→ **PROVIDED RECORDS**:
-- begin --
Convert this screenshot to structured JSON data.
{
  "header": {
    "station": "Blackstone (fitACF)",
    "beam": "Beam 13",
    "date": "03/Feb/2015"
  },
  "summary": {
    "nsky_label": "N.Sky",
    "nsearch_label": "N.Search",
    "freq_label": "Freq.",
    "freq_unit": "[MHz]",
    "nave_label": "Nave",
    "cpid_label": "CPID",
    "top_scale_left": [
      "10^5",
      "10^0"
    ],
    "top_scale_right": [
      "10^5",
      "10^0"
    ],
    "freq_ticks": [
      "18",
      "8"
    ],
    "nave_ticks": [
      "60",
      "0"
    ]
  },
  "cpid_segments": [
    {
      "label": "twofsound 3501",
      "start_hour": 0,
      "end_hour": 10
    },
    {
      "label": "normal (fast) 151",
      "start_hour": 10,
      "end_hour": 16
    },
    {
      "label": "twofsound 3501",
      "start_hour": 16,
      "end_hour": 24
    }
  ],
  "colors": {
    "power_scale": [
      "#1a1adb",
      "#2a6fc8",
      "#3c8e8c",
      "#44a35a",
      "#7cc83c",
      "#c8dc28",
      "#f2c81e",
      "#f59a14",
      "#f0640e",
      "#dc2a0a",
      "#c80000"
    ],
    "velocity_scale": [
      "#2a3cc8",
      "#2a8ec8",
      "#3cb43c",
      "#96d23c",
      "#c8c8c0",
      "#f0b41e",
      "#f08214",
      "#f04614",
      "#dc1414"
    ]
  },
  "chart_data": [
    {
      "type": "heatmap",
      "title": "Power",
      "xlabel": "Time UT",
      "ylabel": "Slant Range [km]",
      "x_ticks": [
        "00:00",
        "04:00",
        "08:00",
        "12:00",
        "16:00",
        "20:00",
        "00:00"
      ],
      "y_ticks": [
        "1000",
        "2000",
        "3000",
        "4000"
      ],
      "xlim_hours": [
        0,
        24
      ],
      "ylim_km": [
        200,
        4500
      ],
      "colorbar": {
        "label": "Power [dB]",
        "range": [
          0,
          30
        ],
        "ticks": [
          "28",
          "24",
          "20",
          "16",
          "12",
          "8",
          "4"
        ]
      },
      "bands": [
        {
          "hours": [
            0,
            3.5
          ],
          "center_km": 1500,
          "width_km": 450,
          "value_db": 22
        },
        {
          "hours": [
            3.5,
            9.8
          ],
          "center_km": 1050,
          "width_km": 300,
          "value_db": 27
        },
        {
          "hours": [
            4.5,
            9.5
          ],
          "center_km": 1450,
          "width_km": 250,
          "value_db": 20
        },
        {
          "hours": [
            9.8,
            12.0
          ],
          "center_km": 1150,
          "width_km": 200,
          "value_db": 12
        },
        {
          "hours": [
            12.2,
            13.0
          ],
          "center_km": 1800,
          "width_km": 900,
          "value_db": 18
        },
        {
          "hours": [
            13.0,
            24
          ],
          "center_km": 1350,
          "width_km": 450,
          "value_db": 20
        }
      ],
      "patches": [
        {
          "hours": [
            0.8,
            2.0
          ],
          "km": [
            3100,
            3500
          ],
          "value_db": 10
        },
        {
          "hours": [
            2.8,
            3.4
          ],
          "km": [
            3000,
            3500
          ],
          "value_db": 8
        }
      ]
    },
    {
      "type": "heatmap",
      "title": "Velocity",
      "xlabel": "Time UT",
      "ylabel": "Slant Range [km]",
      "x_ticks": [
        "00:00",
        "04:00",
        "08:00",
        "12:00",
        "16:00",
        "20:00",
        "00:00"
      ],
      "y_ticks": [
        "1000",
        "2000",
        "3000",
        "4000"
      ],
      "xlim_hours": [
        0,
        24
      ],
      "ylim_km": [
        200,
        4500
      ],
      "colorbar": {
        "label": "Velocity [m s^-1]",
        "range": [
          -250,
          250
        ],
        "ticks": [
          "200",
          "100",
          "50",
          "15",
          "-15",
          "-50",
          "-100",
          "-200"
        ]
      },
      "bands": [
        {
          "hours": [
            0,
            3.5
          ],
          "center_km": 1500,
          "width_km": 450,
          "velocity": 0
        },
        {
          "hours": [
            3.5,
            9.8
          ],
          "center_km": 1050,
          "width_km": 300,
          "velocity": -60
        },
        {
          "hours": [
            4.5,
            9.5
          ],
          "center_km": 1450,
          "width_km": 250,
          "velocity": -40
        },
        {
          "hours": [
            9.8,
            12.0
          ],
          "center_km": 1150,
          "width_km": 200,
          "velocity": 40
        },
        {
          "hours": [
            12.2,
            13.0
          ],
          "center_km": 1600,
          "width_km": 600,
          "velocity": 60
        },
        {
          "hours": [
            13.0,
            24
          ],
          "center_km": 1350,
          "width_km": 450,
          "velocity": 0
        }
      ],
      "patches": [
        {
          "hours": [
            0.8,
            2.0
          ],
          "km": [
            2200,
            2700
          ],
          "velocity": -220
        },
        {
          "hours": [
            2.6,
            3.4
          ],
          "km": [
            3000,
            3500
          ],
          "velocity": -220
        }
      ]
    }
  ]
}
-- end --
→ **STATED EXERCISE**: Reproduce the material in full, with no word added or dropped.

→ **THE REPLY**:
Convert this screenshot to structured JSON data.
{
  "header": {
    "station": "Blackstone (fitACF)",
    "beam": "Beam 13",
    "date": "03/Feb/2015"
  },
  "summary": {
    "nsky_label": "N.Sky",
    "nsearch_label": "N.Search",
    "freq_label": "Freq.",
    "freq_unit": "[MHz]",
    "nave_label": "Nave",
    "cpid_label": "CPID",
    "top_scale_left": [
      "10^5",
      "10^0"
    ],
    "top_scale_right": [
      "10^5",
      "10^0"
    ],
    "freq_ticks": [
      "18",
      "8"
    ],
    "nave_ticks": [
      "60",
      "0"
    ]
  },
  "cpid_segments": [
    {
      "label": "twofsound 3501",
      "start_hour": 0,
      "end_hour": 10
    },
    {
      "label": "normal (fast) 151",
      "start_hour": 10,
      "end_hour": 16
    },
    {
      "label": "twofsound 3501",
      "start_hour": 16,
      "end_hour": 24
    }
  ],
  "colors": {
    "power_scale": [
      "#1a1adb",
      "#2a6fc8",
      "#3c8e8c",
      "#44a35a",
      "#7cc83c",
      "#c8dc28",
      "#f2c81e",
      "#f59a14",
      "#f0640e",
      "#dc2a0a",
      "#c80000"
    ],
    "velocity_scale": [
      "#2a3cc8",
      "#2a8ec8",
      "#3cb43c",
      "#96d23c",
      "#c8c8c0",
      "#f0b41e",
      "#f08214",
      "#f04614",
      "#dc1414"
    ]
  },
  "chart_data": [
    {
      "type": "heatmap",
      "title": "Power",
      "xlabel": "Time UT",
      "ylabel": "Slant Range [km]",
      "x_ticks": [
        "00:00",
        "04:00",
        "08:00",
        "12:00",
        "16:00",
        "20:00",
        "00:00"
      ],
      "y_ticks": [
        "1000",
        "2000",
        "3000",
        "4000"
      ],
      "xlim_hours": [
        0,
        24
      ],
      "ylim_km": [
        200,
        4500
      ],
      "colorbar": {
        "label": "Power [dB]",
        "range": [
          0,
          30
        ],
        "ticks": [
          "28",
          "24",
          "20",
          "16",
          "12",
          "8",
          "4"
        ]
      },
      "bands": [
        {
          "hours": [
            0,
            3.5
          ],
          "center_km": 1500,
          "width_km": 450,
          "value_db": 22
        },
        {
          "hours": [
            3.5,
            9.8
          ],
          "center_km": 1050,
          "width_km": 300,
          "value_db": 27
        },
        {
          "hours": [
            4.5,
            9.5
          ],
          "center_km": 1450,
          "width_km": 250,
          "value_db": 20
        },
        {
          "hours": [
            9.8,
            12.0
          ],
          "center_km": 1150,
          "width_km": 200,
          "value_db": 12
        },
        {
          "hours": [
            12.2,
            13.0
          ],
          "center_km": 1800,
          "width_km": 900,
          "value_db": 18
        },
        {
          "hours": [
            13.0,
            24
          ],
          "center_km": 1350,
          "width_km": 450,
          "value_db": 20
        }
      ],
      "patches": [
        {
          "hours": [
            0.8,
            2.0
          ],
          "km": [
            3100,
            3500
          ],
          "value_db": 10
        },
        {
          "hours": [
            2.8,
            3.4
          ],
          "km": [
            3000,
            3500
          ],
          "value_db": 8
        }
      ]
    },
    {
      "type": "heatmap",
      "title": "Velocity",
      "xlabel": "Time UT",
      "ylabel": "Slant Range [km]",
      "x_ticks": [
        "00:00",
        "04:00",
        "08:00",
        "12:00",
        "16:00",
        "20:00",
        "00:00"
      ],
      "y_ticks": [
        "1000",
        "2000",
        "3000",
        "4000"
      ],
      "xlim_hours": [
        0,
        24
      ],
      "ylim_km": [
        200,
        4500
      ],
      "colorbar": {
        "label": "Velocity [m s^-1]",
        "range": [
          -250,
          250
        ],
        "ticks": [
          "200",
          "100",
          "50",
          "15",
          "-15",
          "-50",
          "-100",
          "-200"
        ]
      },
      "bands": [
        {
          "hours": [
            0,
            3.5
          ],
          "center_km": 1500,
          "width_km": 450,
          "velocity": 0
        },
        {
          "hours": [
            3.5,
            9.8
          ],
          "center_km": 1050,
          "width_km": 300,
          "velocity": -60
        },
        {
          "hours": [
            4.5,
            9.5
          ],
          "center_km": 1450,
          "width_km": 250,
          "velocity": -40
        },
        {
          "hours": [
            9.8,
            12.0
          ],
          "center_km": 1150,
          "width_km": 200,
          "velocity": 40
        },
        {
          "hours": [
            12.2,
            13.0
          ],
          "center_km": 1600,
          "width_km": 600,
          "velocity": 60
        },
        {
          "hours": [
            13.0,
            24
          ],
          "center_km": 1350,
          "width_km": 450,
          "velocity": 0
        }
      ],
      "patches": [
        {
          "hours": [
            0.8,
            2.0
          ],
          "km": [
            2200,
            2700
          ],
          "velocity": -220
        },
        {
          "hours": [
            2.6,
            3.4
          ],
          "km": [
            3000,
            3500
          ],
          "velocity": -220
        }
      ]
    }
  ]
}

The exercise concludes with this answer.